>> START Text section

Don’t feel sorry for me, though. Back at my day job I was (arguably) successful. I made enough money to support my family and retire with a good pension. I got promoted a few times, made friends and had fun. How much success is one person entitled to in a single lifetime? I’d almost be embarrassed to make it as a writer. In some ways, I’m comfortable with my current position. I get a kick out of being able to call myself, with some accuracy, “one of Canada’s least acclaimed writers.”
Lack of acclaim doesn’t mean you’re not good, for one thing. Kafka was good. He was not acclaimed, in his lifetime. You know who’s good? D.G. Valdron. He’s not acclaimed… yet. He’s a better writer than me: smarter, more prolific, thematically more interesting, probably requires less editing. Anyway, he’s written one of Canada’s best speculative fiction novels and few outside the spec fiction community know who the hell he is (yet). So I’m in good company.
Valdron can at least console himself with the knowledge that he’s good. Can I? I’m not fishing for praise here. My first novel was at least good enough to be picked up and published by a respected indie press (the same one that published Valdron). People profess to enjoy my memoir. I have some good reviews on Amazon and Goodreads, and positive (but not starred) reviews on two of the big trade magazines, Publishers Weekly and Kirkus.
But I used to work on the big art and literature shows at CBC Radio: The Arts Tonight, Writers & Company, Q, and so on. We had all the big writers in. After having recorded countless interviews with those authors, I’d always had this quaint dream of being interviewed myself on one of those shows. The host would say, “Remember when you used to tech this show?” and I’d chuckle and say, “Yes, that was a whole other lifetime ago,” and reflect on how far I’d come.
To date I have not written anything that my former colleagues with those shows would consider worthy of attention. Of course, there could be lots of reasons for that which have nothing to do with the quality of the books, such as the genres I’m writing in and the fact that they’re indie books.
One day back in 2017, when I was still working for the CBC, I ran into the host of one of these shows in the Toronto Broadcast Centre. We had worked together many times and were friends, after a fashion.
“I hear you have a book coming out!” she said. I believe she was genuinely excited for me.

>> END Text section
>> START Given data

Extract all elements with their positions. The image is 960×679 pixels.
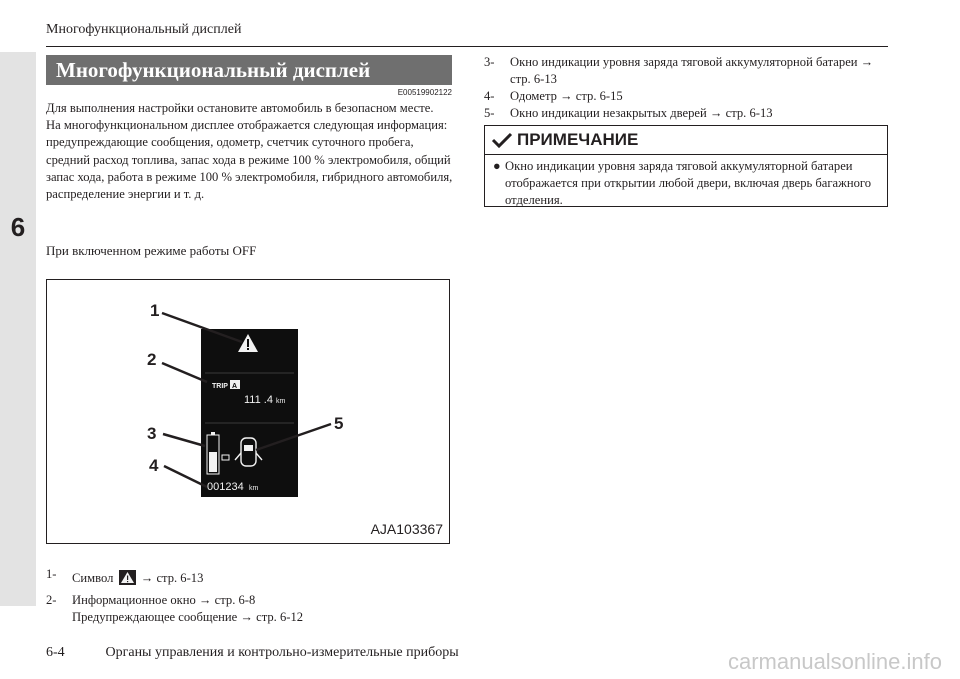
odometer-value: 001234 [207,481,244,493]
check-icon [491,131,513,149]
legend-text: → стр. 6-13 [140,571,204,585]
legend-item [46,566,456,590]
trip-unit: km [276,398,286,405]
bullet-icon: ● [493,159,501,173]
display-figure [46,279,450,544]
mode-text: При включенном режиме работы OFF [46,243,257,258]
intro-paragraph: Для выполнения настройки остановите автомобиль в безопасном месте. [46,101,434,115]
odometer-unit: km [249,485,259,492]
header-rule [46,46,888,47]
callout-2: 2 [147,350,157,369]
callout-5: 5 [334,414,344,433]
warning-triangle-icon [119,570,136,590]
legend-text: Информационное окно → стр. 6-8 [72,593,256,607]
figure-code: AJA103367 [370,521,443,537]
watermark: carmanualsonline.info [727,649,942,674]
intro-paragraph: На многофункциональном дисплее отображается следующая информация: предупреждающие сообщения, одометр, счетчик суточного пробега, средний расход топлива, запас хода в режиме 100 % электромобиля, общий запас хода, работа в режиме 100 % электромобиля, гибридного автомобиля, распределение энергии и т. д. [46,118,453,202]
note-box [484,125,888,207]
page-footer [46,645,459,661]
trip-letter: A [232,383,238,390]
callout-3: 3 [147,424,157,443]
legend-left [46,566,456,626]
legend-number: 1- [46,567,57,581]
legend-text: Окно индикации незакрытых дверей → стр. 6-13 [510,106,773,120]
note-body [485,155,887,209]
note-text: Окно индикации уровня заряда тяговой аккумуляторной батареи отображается при открытии любой двери, включая дверь багажного отделения. [505,159,872,207]
section-title: Многофункциональный дисплей [46,55,452,85]
chapter-number: 6 [10,212,26,242]
page-number: 6-4 [46,645,65,660]
legend-text: Символ [72,571,114,585]
intro-text [46,100,456,203]
legend-right [484,54,894,122]
legend-number: 3- [484,55,495,69]
trip-value: 111 .4 [244,394,273,406]
footer-chapter-title: Органы управления и контрольно-измерительные приборы [105,645,459,660]
trip-label: TRIP [212,383,228,390]
display-illustration [47,280,451,545]
legend-item [46,592,456,626]
chapter-side-tab [0,52,36,606]
legend-item [484,88,894,105]
legend-number: 4- [484,89,495,103]
legend-item [484,54,894,88]
legend-text: Одометр → стр. 6-15 [510,89,623,103]
callout-4: 4 [149,456,159,475]
legend-text: Окно индикации уровня заряда тяговой аккумуляторной батареи → стр. 6-13 [510,55,874,86]
legend-number: 2- [46,593,57,607]
note-title: ПРИМЕЧАНИЕ [517,130,639,149]
legend-item [484,105,894,122]
callout-1: 1 [150,301,160,320]
section-code: E00519902122 [397,88,452,97]
running-header: Многофункциональный дисплей [46,22,242,37]
legend-text: Предупреждающее сообщение → стр. 6-12 [72,610,304,624]
legend-number: 5- [484,106,495,120]
note-header [485,126,887,155]
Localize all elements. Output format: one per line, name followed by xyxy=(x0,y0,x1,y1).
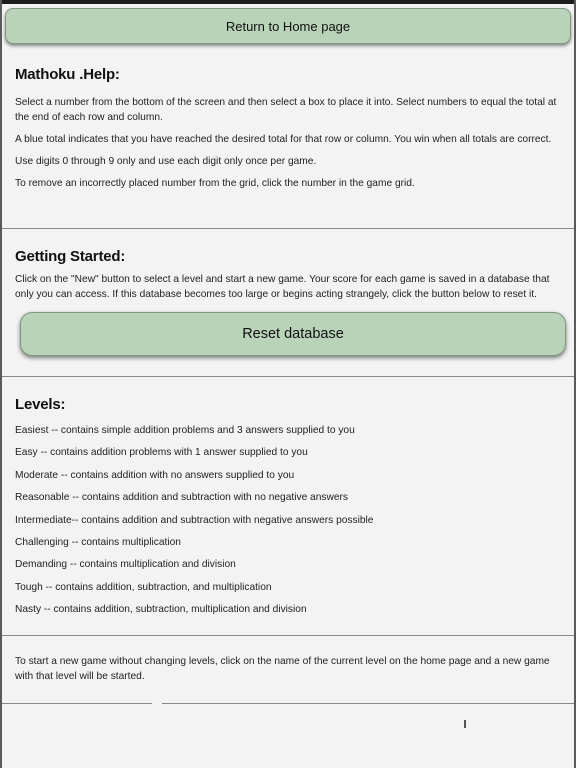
getting-started-title: Getting Started: xyxy=(15,248,126,265)
level-item-reasonable: Reasonable -- contains addition and subtraction with no negative answers xyxy=(15,492,348,504)
levels-title: Levels: xyxy=(15,396,66,413)
level-item-tough: Tough -- contains addition, subtraction, and multiplication xyxy=(15,581,272,593)
section-divider xyxy=(2,228,574,229)
getting-started-text: Click on the "New" button to select a level and start a new game. Your score for each game is saved in a database that only you can access. If this database becomes too large or begins acting strangely, click the button below to reset it. xyxy=(15,274,550,300)
help-paragraph-2: A blue total indicates that you have reached the desired total for that row or column. You win when all totals are correct. xyxy=(15,134,552,145)
levels-section xyxy=(2,396,574,625)
level-item-easiest: Easiest -- contains simple addition problems and 3 answers supplied to you xyxy=(15,425,355,436)
footer-note-text: To start a new game without changing levels, click on the name of the current level on the home page and a new game with that level will be started. xyxy=(15,656,550,682)
section-divider xyxy=(2,376,574,377)
level-item-intermediate: Intermediate-- contains addition and subtraction with negative answers possible xyxy=(15,514,374,526)
help-page xyxy=(2,4,574,768)
return-home-button[interactable]: Return to Home page xyxy=(5,8,571,44)
getting-started-section xyxy=(2,248,574,302)
level-item-easy: Easy -- contains addition problems with 1 answer supplied to you xyxy=(15,447,308,459)
level-item-moderate: Moderate -- contains addition with no answers supplied to you xyxy=(15,469,295,481)
help-title: Mathoku .Help: xyxy=(15,66,120,83)
reset-database-button[interactable]: Reset database xyxy=(20,312,566,356)
section-divider xyxy=(162,703,574,704)
help-paragraph-4: To remove an incorrectly placed number from the grid, click the number in the game grid. xyxy=(15,178,415,189)
section-divider xyxy=(2,703,152,704)
level-item-nasty: Nasty -- contains addition, subtraction, multiplication and division xyxy=(15,604,307,616)
level-item-demanding: Demanding -- contains multiplication and division xyxy=(15,559,236,571)
help-section xyxy=(2,66,574,191)
help-paragraph-3: Use digits 0 through 9 only and use each digit only once per game. xyxy=(15,156,317,167)
scroll-tick xyxy=(464,720,466,728)
section-divider xyxy=(2,635,574,636)
help-paragraph-1: Select a number from the bottom of the screen and then select a box to place it into. Select numbers to equal the total at the end of each row and column. xyxy=(15,97,557,123)
footer-note-section xyxy=(2,654,574,684)
level-item-challenging: Challenging -- contains multiplication xyxy=(15,536,181,548)
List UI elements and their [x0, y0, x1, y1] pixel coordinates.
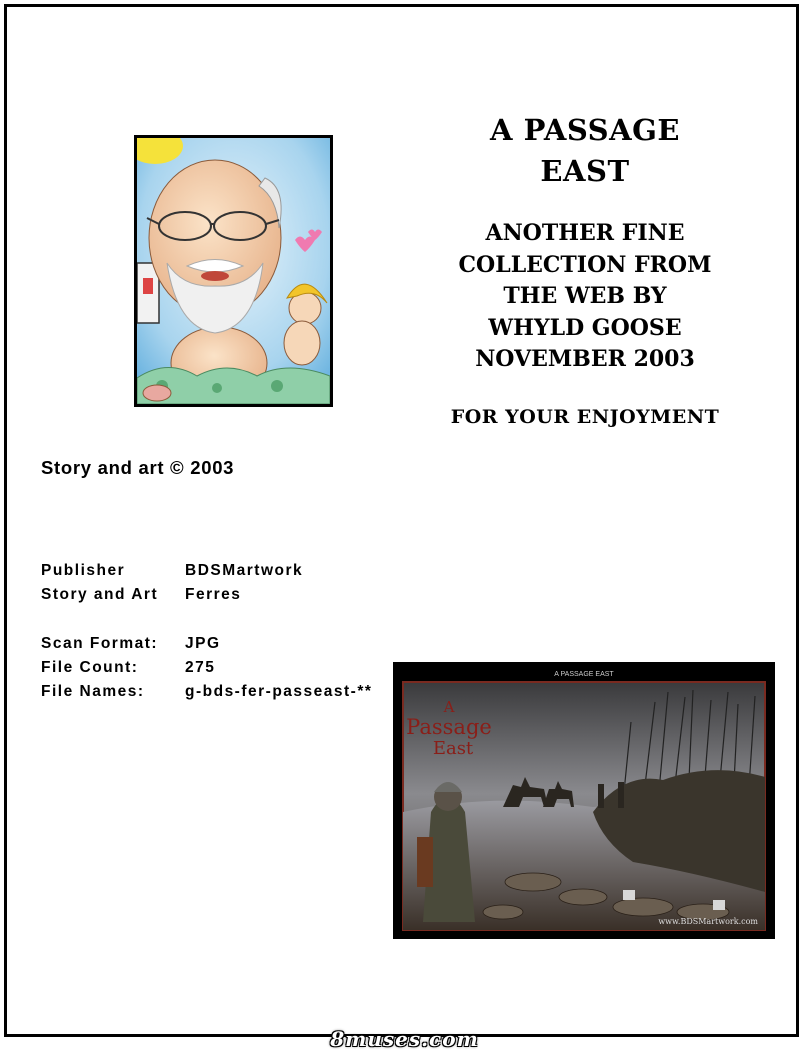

>> END Given data

Stated problem A: Copy the stretch of the records from the line containing "getting-started-title: Getting Started: xyxy=(15,248,126,265)" through the line containing "level-item-tough: Tough -- contains", keeping each line unchanged.
Stated problem B: Continue the essay on literary acclaim, picking up after its last sentence.
The essay and the records have no connection to each other.

Task response A:
getting-started-title: Getting Started: xyxy=(15,248,126,265)
level-item-reasonable: Reasonable -- contains addition and subtraction with no negative answers xyxy=(15,492,348,504)
levels-title: Levels: xyxy=(15,396,66,413)
level-item-tough: Tough -- contains addition, subtraction, and multiplication xyxy=(15,581,272,593)

Task response B:
“I do!” I told her.
“I’ll have to interview you!” she said.
I was surprised and excited. “Would you?”
Now, I have no idea what the subsequent look on her face actually meant. In my mind, afterwards, I’ve always interpreted it as, “Holy shit, I shouldn’t have said that.”
Not having read my book, not having had any idea whether it would be any good, she was in no position to say such a thing, or get my hopes up. I believe it was actually said in jest, as if to say, wouldn’t it be funny if I wound up interviewing you, of all people, one of my former technicians, ha ha, and then, oh crap, he’s taking my little joke seriously.
I have no idea whether her or her show’s exec producer ever read the book or even ever thought about it again. Nor do I think that because I worked for the CBC I should have been automatically granted an interview on this or any other show. (I checked: ethically, I was not permitted to approach any of them; however, had any of them approached me, I was allowed to accept.)
Anyway, needless to say, that interview never happened.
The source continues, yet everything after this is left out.